All of the data that follows should be retyped exactly, please, except the pictures.

════════

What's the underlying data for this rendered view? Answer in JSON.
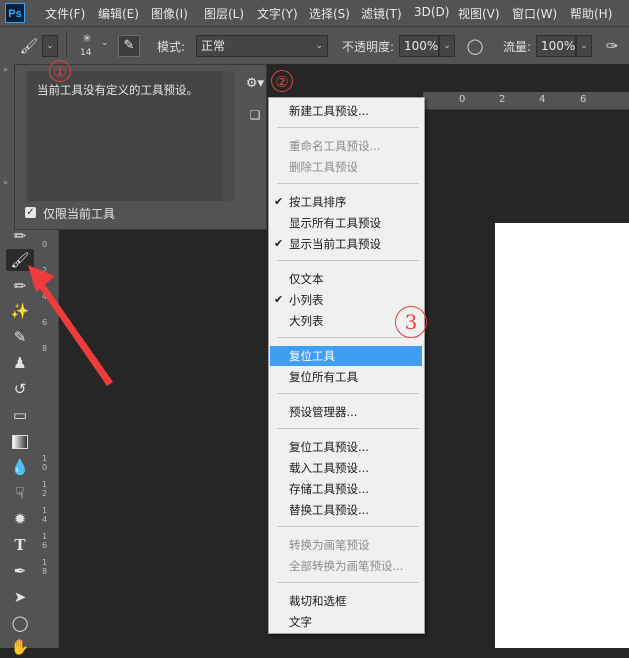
{
  "app": {
    "logo": "Ps"
  },
  "menubar": [
    "文件(F)",
    "编辑(E)",
    "图像(I)",
    "图层(L)",
    "文字(Y)",
    "选择(S)",
    "滤镜(T)",
    "3D(D)",
    "视图(V)",
    "窗口(W)",
    "帮助(H)"
  ],
  "options": {
    "brush_size": "14",
    "mode_label": "模式:",
    "mode_value": "正常",
    "opacity_label": "不透明度:",
    "opacity_value": "100%",
    "flow_label": "流量:",
    "flow_value": "100%"
  },
  "preset_panel": {
    "empty_message": "当前工具没有定义的工具预设。",
    "current_tool_only_label": "仅限当前工具",
    "current_tool_only_checked": true
  },
  "context_menu": {
    "groups": [
      [
        {
          "label": "新建工具预设...",
          "disabled": false,
          "checked": false
        }
      ],
      [
        {
          "label": "重命名工具预设...",
          "disabled": true,
          "checked": false
        },
        {
          "label": "删除工具预设",
          "disabled": true,
          "checked": false
        }
      ],
      [
        {
          "label": "按工具排序",
          "disabled": false,
          "checked": true
        },
        {
          "label": "显示所有工具预设",
          "disabled": false,
          "checked": false
        },
        {
          "label": "显示当前工具预设",
          "disabled": false,
          "checked": true
        }
      ],
      [
        {
          "label": "仅文本",
          "disabled": false,
          "checked": false
        },
        {
          "label": "小列表",
          "disabled": false,
          "checked": true
        },
        {
          "label": "大列表",
          "disabled": false,
          "checked": false
        }
      ],
      [
        {
          "label": "复位工具",
          "disabled": false,
          "checked": false,
          "highlighted": true
        },
        {
          "label": "复位所有工具",
          "disabled": false,
          "checked": false
        }
      ],
      [
        {
          "label": "预设管理器...",
          "disabled": false,
          "checked": false
        }
      ],
      [
        {
          "label": "复位工具预设...",
          "disabled": false,
          "checked": false
        },
        {
          "label": "载入工具预设...",
          "disabled": false,
          "checked": false
        },
        {
          "label": "存储工具预设...",
          "disabled": false,
          "checked": false
        },
        {
          "label": "替换工具预设...",
          "disabled": false,
          "checked": false
        }
      ],
      [
        {
          "label": "转换为画笔预设",
          "disabled": true,
          "checked": false
        },
        {
          "label": "全部转换为画笔预设...",
          "disabled": true,
          "checked": false
        }
      ],
      [
        {
          "label": "裁切和选框",
          "disabled": false,
          "checked": false
        },
        {
          "label": "文字",
          "disabled": false,
          "checked": false
        }
      ]
    ]
  },
  "annotations": {
    "one": "①",
    "two": "②",
    "three": "3"
  },
  "ruler": {
    "horizontal": [
      "0",
      "2",
      "4",
      "6"
    ],
    "vertical": [
      "0",
      "2",
      "4",
      "6",
      "8",
      "1\n0",
      "1\n2",
      "1\n4",
      "1\n6",
      "1\n8"
    ]
  },
  "colors": {
    "accent": "#3f9df2",
    "annotation": "#e84040"
  }
}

════════

▶ Output of the exercise:
What's the underlying data for this rendered view? Answer in JSON.
{
  "app": {
    "logo": "Ps"
  },
  "menubar": [
    "文件(F)",
    "编辑(E)",
    "图像(I)",
    "图层(L)",
    "文字(Y)",
    "选择(S)",
    "滤镜(T)",
    "3D(D)",
    "视图(V)",
    "窗口(W)",
    "帮助(H)"
  ],
  "options": {
    "brush_size": "14",
    "mode_label": "模式:",
    "mode_value": "正常",
    "opacity_label": "不透明度:",
    "opacity_value": "100%",
    "flow_label": "流量:",
    "flow_value": "100%"
  },
  "preset_panel": {
    "empty_message": "当前工具没有定义的工具预设。",
    "current_tool_only_label": "仅限当前工具",
    "current_tool_only_checked": true
  },
  "context_menu": {
    "groups": [
      [
        {
          "label": "新建工具预设...",
          "disabled": false,
          "checked": false
        }
      ],
      [
        {
          "label": "重命名工具预设...",
          "disabled": true,
          "checked": false
        },
        {
          "label": "删除工具预设",
          "disabled": true,
          "checked": false
        }
      ],
      [
        {
          "label": "按工具排序",
          "disabled": false,
          "checked": true
        },
        {
          "label": "显示所有工具预设",
          "disabled": false,
          "checked": false
        },
        {
          "label": "显示当前工具预设",
          "disabled": false,
          "checked": true
        }
      ],
      [
        {
          "label": "仅文本",
          "disabled": false,
          "checked": false
        },
        {
          "label": "小列表",
          "disabled": false,
          "checked": true
        },
        {
          "label": "大列表",
          "disabled": false,
          "checked": false
        }
      ],
      [
        {
          "label": "复位工具",
          "disabled": false,
          "checked": false,
          "highlighted": true
        },
        {
          "label": "复位所有工具",
          "disabled": false,
          "checked": false
        }
      ],
      [
        {
          "label": "预设管理器...",
          "disabled": false,
          "checked": false
        }
      ],
      [
        {
          "label": "复位工具预设...",
          "disabled": false,
          "checked": false
        },
        {
          "label": "载入工具预设...",
          "disabled": false,
          "checked": false
        },
        {
          "label": "存储工具预设...",
          "disabled": false,
          "checked": false
        },
        {
          "label": "替换工具预设...",
          "disabled": false,
          "checked": false
        }
      ],
      [
        {
          "label": "转换为画笔预设",
          "disabled": true,
          "checked": false
        },
        {
          "label": "全部转换为画笔预设...",
          "disabled": true,
          "checked": false
        }
      ],
      [
        {
          "label": "裁切和选框",
          "disabled": false,
          "checked": false
        },
        {
          "label": "文字",
          "disabled": false,
          "checked": false
        }
      ]
    ]
  },
  "annotations": {
    "one": "①",
    "two": "②",
    "three": "3"
  },
  "ruler": {
    "horizontal": [
      "0",
      "2",
      "4",
      "6"
    ],
    "vertical": [
      "0",
      "2",
      "4",
      "6",
      "8",
      "1\n0",
      "1\n2",
      "1\n4",
      "1\n6",
      "1\n8"
    ]
  },
  "colors": {
    "accent": "#3f9df2",
    "annotation": "#e84040"
  }
}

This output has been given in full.